• _Instructions to follow_
Omit every image, and transcribe the remaining entries exactly as given.

(Saved entries)

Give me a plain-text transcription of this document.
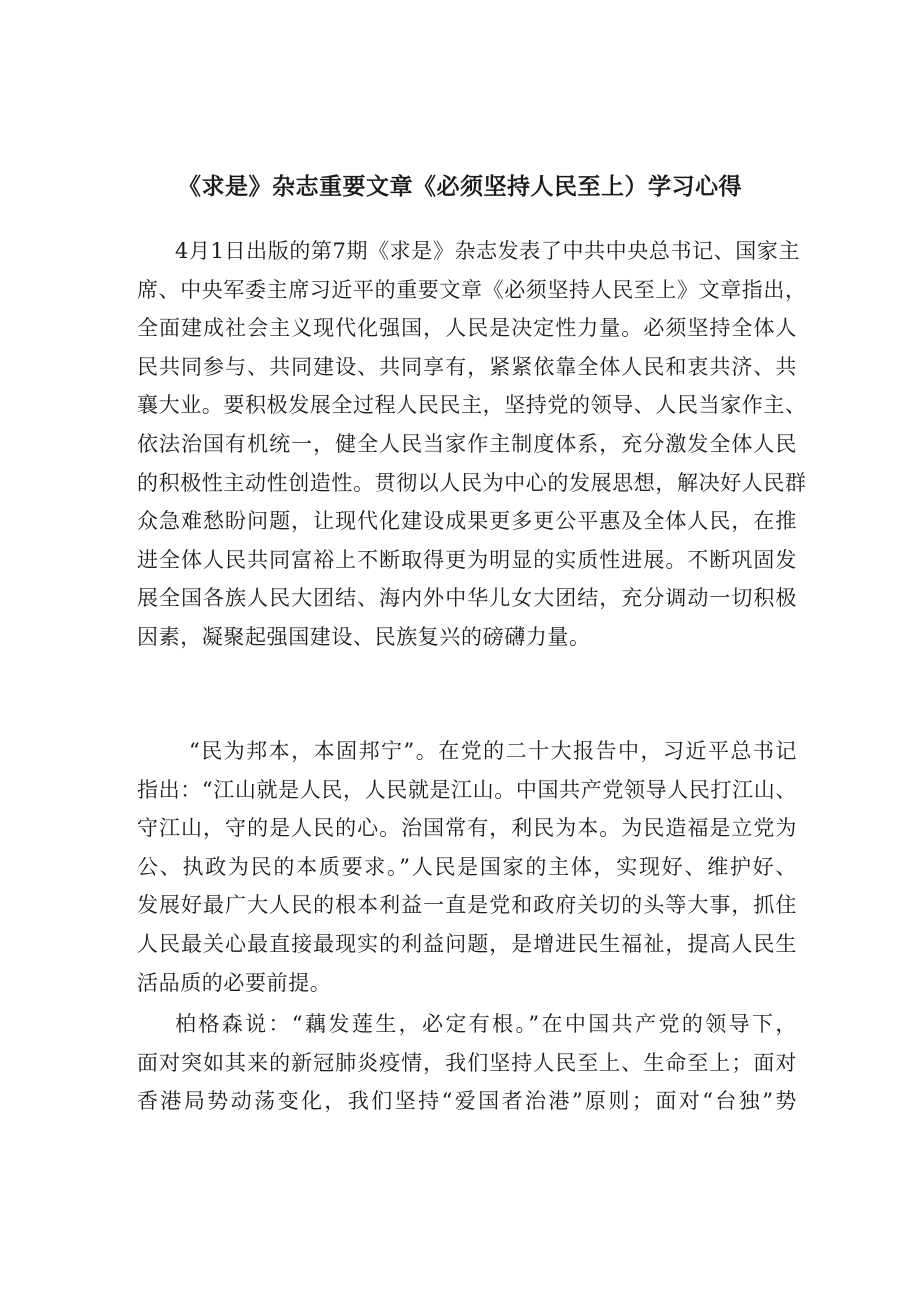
《求是》杂志重要文章《必须坚持人民至上）学习心得
4月1日出版的第7期《求是》杂志发表了中共中央总书记、国家主
席、中央军委主席习近平的重要文章《必须坚持人民至上》文章指出，
全面建成社会主义现代化强国，人民是决定性力量。必须坚持全体人
民共同参与、共同建设、共同享有，紧紧依靠全体人民和衷共济、共
襄大业。要积极发展全过程人民民主，坚持党的领导、人民当家作主、
依法治国有机统一，健全人民当家作主制度体系，充分激发全体人民
的积极性主动性创造性。贯彻以人民为中心的发展思想，解决好人民群
众急难愁盼问题，让现代化建设成果更多更公平惠及全体人民，在推
进全体人民共同富裕上不断取得更为明显的实质性进展。不断巩固发
展全国各族人民大团结、海内外中华儿女大团结，充分调动一切积极
因素，凝聚起强国建设、民族复兴的磅礴力量。
“民为邦本，本固邦宁”。在党的二十大报告中，习近平总书记
指出：“江山就是人民，人民就是江山。中国共产党领导人民打江山、
守江山，守的是人民的心。治国常有，利民为本。为民造福是立党为
公、执政为民的本质要求。”人民是国家的主体，实现好、维护好、
发展好最广大人民的根本利益一直是党和政府关切的头等大事，抓住
人民最关心最直接最现实的利益问题，是增进民生福祉，提高人民生
活品质的必要前提。
柏格森说：“藕发莲生，必定有根。”在中国共产党的领导下，
面对突如其来的新冠肺炎疫情，我们坚持人民至上、生命至上；面对
香港局势动荡变化，我们坚持“爱国者治港”原则；面对“台独”势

• _The solution_
Give me a plain-text transcription of this document.
《求是》杂志重要文章《必须坚持人民至上）学习心得
4月1日出版的第7期《求是》杂志发表了中共中央总书记、国家主
席、中央军委主席习近平的重要文章《必须坚持人民至上》文章指出，
全面建成社会主义现代化强国，人民是决定性力量。必须坚持全体人
民共同参与、共同建设、共同享有，紧紧依靠全体人民和衷共济、共
襄大业。要积极发展全过程人民民主，坚持党的领导、人民当家作主、
依法治国有机统一，健全人民当家作主制度体系，充分激发全体人民
的积极性主动性创造性。贯彻以人民为中心的发展思想，解决好人民群
众急难愁盼问题，让现代化建设成果更多更公平惠及全体人民，在推
进全体人民共同富裕上不断取得更为明显的实质性进展。不断巩固发
展全国各族人民大团结、海内外中华儿女大团结，充分调动一切积极
因素，凝聚起强国建设、民族复兴的磅礴力量。
“民为邦本，本固邦宁”。在党的二十大报告中，习近平总书记
指出：“江山就是人民，人民就是江山。中国共产党领导人民打江山、
守江山，守的是人民的心。治国常有，利民为本。为民造福是立党为
公、执政为民的本质要求。”人民是国家的主体，实现好、维护好、
发展好最广大人民的根本利益一直是党和政府关切的头等大事，抓住
人民最关心最直接最现实的利益问题，是增进民生福祉，提高人民生
活品质的必要前提。
柏格森说：“藕发莲生，必定有根。”在中国共产党的领导下，
面对突如其来的新冠肺炎疫情，我们坚持人民至上、生命至上；面对
香港局势动荡变化，我们坚持“爱国者治港”原则；面对“台独”势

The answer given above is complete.